## The records

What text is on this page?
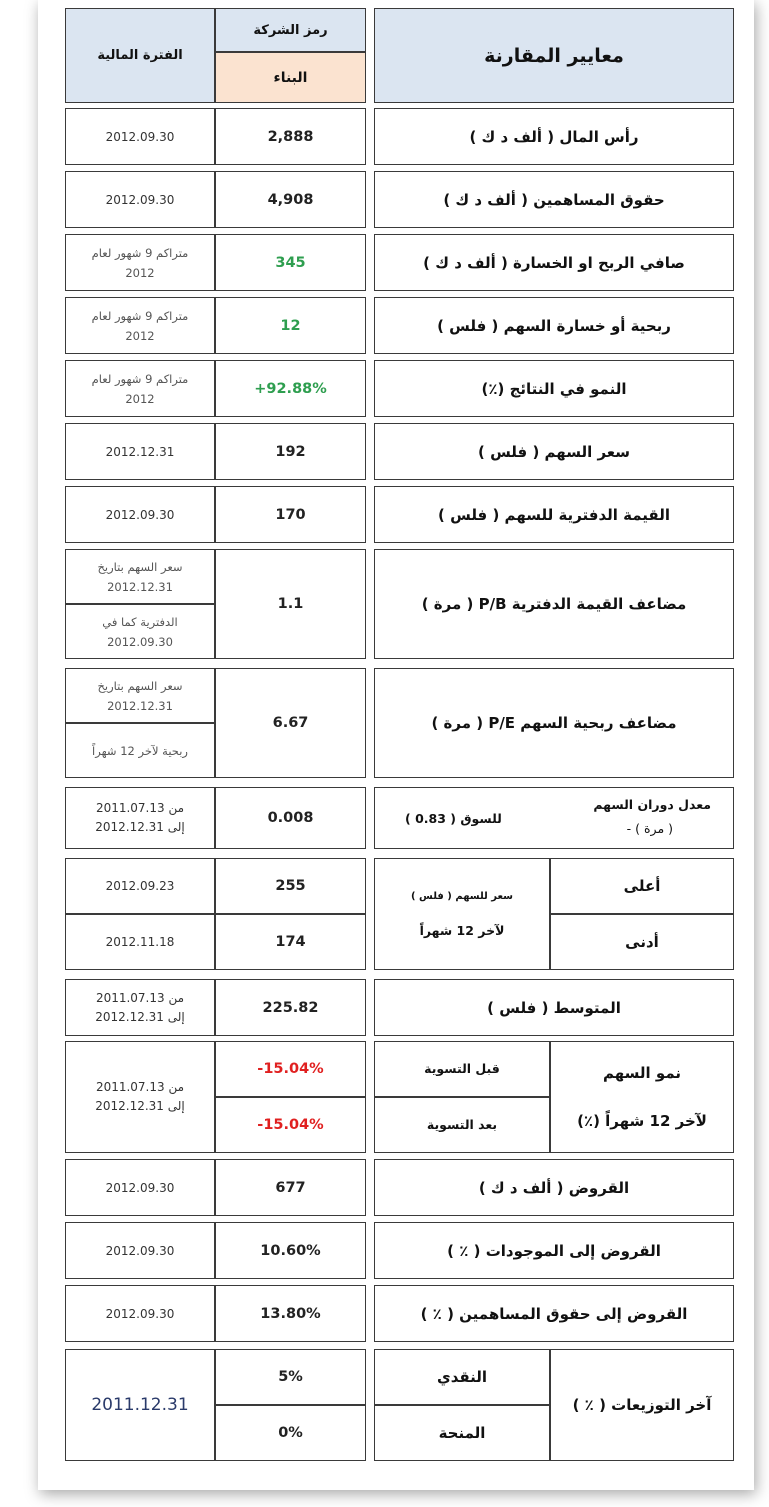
معايير المقارنة
رمز الشركة
البناء
الفترة المالية
رأس المال ( ألف د ك )
2,888
2012.09.30
حقوق المساهمين ( ألف د ك )
4,908
2012.09.30
صافي الربح او الخسارة ( ألف د ك )
345
متراكم 9 شهور لعام
2012
ربحية أو خسارة السهم ( فلس )
12
متراكم 9 شهور لعام
2012
النمو في النتائج (٪)
+92.88%
متراكم 9 شهور لعام
2012
سعر السهم ( فلس )
192
2012.12.31
القيمة الدفترية للسهم ( فلس )
170
2012.09.30
مضاعف القيمة الدفترية P/B ( مرة )
1.1
سعر السهم بتاريخ
2012.12.31
الدفترية كما في
2012.09.30
مضاعف ربحية السهم P/E ( مرة )
6.67
سعر السهم بتاريخ
2012.12.31
ربحية لآخر 12 شهراً
معدل دوران السهم
( مرة ) -
للسوق ( 0.83 )
0.008
من 2011.07.13
إلى 2012.12.31
أعلى
أدنى
سعر للسهم ( فلس )
لآخر 12 شهراً
255
174
2012.09.23
2012.11.18
المتوسط ( فلس )
225.82
من 2011.07.13
إلى 2012.12.31
نمو السهم
لآخر 12 شهراً (٪)
قبل التسوية
بعد التسوية
-15.04%
-15.04%
من 2011.07.13
إلى 2012.12.31
القروض ( ألف د ك )
677
2012.09.30
القروض إلى الموجودات ( ٪ )
10.60%
2012.09.30
القروض إلى حقوق المساهمين ( ٪ )
13.80%
2012.09.30
آخر التوزيعات ( ٪ )
النقدي
المنحة
5%
0%
2011.12.31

## Aim
Copy out every line in the entries above that holds "الدفترية".

## Exercise output
القيمة الدفترية للسهم ( فلس )
مضاعف القيمة الدفترية P/B ( مرة )
الدفترية كما في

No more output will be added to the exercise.